Given exercise:
Set down all of the data exactly as it appears.

Data for processing:
# # # # # # #

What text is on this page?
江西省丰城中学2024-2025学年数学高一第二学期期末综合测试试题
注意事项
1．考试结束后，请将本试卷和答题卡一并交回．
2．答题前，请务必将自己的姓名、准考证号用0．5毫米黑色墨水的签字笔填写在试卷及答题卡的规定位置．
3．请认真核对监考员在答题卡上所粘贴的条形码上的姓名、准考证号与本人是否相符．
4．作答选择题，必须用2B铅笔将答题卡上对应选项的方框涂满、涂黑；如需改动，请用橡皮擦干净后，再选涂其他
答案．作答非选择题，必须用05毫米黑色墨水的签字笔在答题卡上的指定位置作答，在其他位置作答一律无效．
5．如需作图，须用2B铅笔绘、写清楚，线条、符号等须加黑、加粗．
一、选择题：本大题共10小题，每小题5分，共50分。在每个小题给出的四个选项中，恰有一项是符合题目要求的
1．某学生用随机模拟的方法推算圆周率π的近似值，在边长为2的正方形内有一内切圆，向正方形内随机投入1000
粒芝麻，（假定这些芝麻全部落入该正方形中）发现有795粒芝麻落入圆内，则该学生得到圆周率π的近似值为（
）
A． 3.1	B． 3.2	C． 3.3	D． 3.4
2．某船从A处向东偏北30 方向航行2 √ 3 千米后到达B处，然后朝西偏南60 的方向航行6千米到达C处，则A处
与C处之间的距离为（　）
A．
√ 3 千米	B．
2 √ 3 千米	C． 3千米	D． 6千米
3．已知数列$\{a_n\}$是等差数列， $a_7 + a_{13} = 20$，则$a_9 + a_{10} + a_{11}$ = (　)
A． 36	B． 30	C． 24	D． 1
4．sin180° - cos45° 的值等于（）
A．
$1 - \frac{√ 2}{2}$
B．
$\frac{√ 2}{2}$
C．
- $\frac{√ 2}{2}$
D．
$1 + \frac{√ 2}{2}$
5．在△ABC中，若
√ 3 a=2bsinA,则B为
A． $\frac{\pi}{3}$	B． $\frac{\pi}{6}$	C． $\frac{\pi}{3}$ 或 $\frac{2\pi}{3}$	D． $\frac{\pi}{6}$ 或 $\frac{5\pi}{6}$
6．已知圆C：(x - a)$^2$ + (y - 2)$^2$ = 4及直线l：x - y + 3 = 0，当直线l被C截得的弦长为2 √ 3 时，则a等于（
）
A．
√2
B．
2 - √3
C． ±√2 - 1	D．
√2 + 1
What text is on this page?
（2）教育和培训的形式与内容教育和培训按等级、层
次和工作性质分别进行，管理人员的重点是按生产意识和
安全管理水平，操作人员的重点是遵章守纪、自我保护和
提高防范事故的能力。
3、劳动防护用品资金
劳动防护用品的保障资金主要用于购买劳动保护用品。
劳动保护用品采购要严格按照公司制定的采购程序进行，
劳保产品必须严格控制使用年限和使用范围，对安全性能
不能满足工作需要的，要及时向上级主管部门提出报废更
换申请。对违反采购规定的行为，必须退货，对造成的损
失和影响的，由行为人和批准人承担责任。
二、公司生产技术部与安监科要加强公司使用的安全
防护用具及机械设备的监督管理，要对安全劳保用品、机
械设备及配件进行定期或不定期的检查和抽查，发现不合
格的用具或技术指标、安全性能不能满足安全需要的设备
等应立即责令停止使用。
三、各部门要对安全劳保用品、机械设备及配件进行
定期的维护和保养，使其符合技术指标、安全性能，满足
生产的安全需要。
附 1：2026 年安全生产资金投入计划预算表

# # # # # # #

The solution:
What text is on this page?
江西省丰城中学2024-2025学年数学高一第二学期期末综合测试试题
注意事项
1．考试结束后，请将本试卷和答题卡一并交回．
2．答题前，请务必将自己的姓名、准考证号用0．5毫米黑色墨水的签字笔填写在试卷及答题卡的规定位置．
3．请认真核对监考员在答题卡上所粘贴的条形码上的姓名、准考证号与本人是否相符．
4．作答选择题，必须用2B铅笔将答题卡上对应选项的方框涂满、涂黑；如需改动，请用橡皮擦干净后，再选涂其他
答案．作答非选择题，必须用05毫米黑色墨水的签字笔在答题卡上的指定位置作答，在其他位置作答一律无效．
5．如需作图，须用2B铅笔绘、写清楚，线条、符号等须加黑、加粗．
一、选择题：本大题共10小题，每小题5分，共50分。在每个小题给出的四个选项中，恰有一项是符合题目要求的
1．某学生用随机模拟的方法推算圆周率π的近似值，在边长为2的正方形内有一内切圆，向正方形内随机投入1000
粒芝麻，（假定这些芝麻全部落入该正方形中）发现有795粒芝麻落入圆内，则该学生得到圆周率π的近似值为（
）
A． 3.1	B． 3.2	C． 3.3	D． 3.4
2．某船从A处向东偏北30 方向航行2 √ 3 千米后到达B处，然后朝西偏南60 的方向航行6千米到达C处，则A处
与C处之间的距离为（　）
A．
√ 3 千米	B．
2 √ 3 千米	C． 3千米	D． 6千米
3．已知数列$\{a_n\}$是等差数列， $a_7 + a_{13} = 20$，则$a_9 + a_{10} + a_{11}$ = (　)
A． 36	B． 30	C． 24	D． 1
4．sin180° - cos45° 的值等于（）
A．
$1 - \frac{√ 2}{2}$
B．
$\frac{√ 2}{2}$
C．
- $\frac{√ 2}{2}$
D．
$1 + \frac{√ 2}{2}$
5．在△ABC中，若
√ 3 a=2bsinA,则B为
A． $\frac{\pi}{3}$	B． $\frac{\pi}{6}$	C． $\frac{\pi}{3}$ 或 $\frac{2\pi}{3}$	D． $\frac{\pi}{6}$ 或 $\frac{5\pi}{6}$
6．已知圆C：(x - a)$^2$ + (y - 2)$^2$ = 4及直线l：x - y + 3 = 0，当直线l被C截得的弦长为2 √ 3 时，则a等于（
）
A．
√2
B．
2 - √3
C． ±√2 - 1	D．
√2 + 1
What text is on this page?
（2）教育和培训的形式与内容教育和培训按等级、层
次和工作性质分别进行，管理人员的重点是按生产意识和
安全管理水平，操作人员的重点是遵章守纪、自我保护和
提高防范事故的能力。
3、劳动防护用品资金
劳动防护用品的保障资金主要用于购买劳动保护用品。
劳动保护用品采购要严格按照公司制定的采购程序进行，
劳保产品必须严格控制使用年限和使用范围，对安全性能
不能满足工作需要的，要及时向上级主管部门提出报废更
换申请。对违反采购规定的行为，必须退货，对造成的损
失和影响的，由行为人和批准人承担责任。
二、公司生产技术部与安监科要加强公司使用的安全
防护用具及机械设备的监督管理，要对安全劳保用品、机
械设备及配件进行定期或不定期的检查和抽查，发现不合
格的用具或技术指标、安全性能不能满足安全需要的设备
等应立即责令停止使用。
三、各部门要对安全劳保用品、机械设备及配件进行
定期的维护和保养，使其符合技术指标、安全性能，满足
生产的安全需要。
附 1：2026 年安全生产资金投入计划预算表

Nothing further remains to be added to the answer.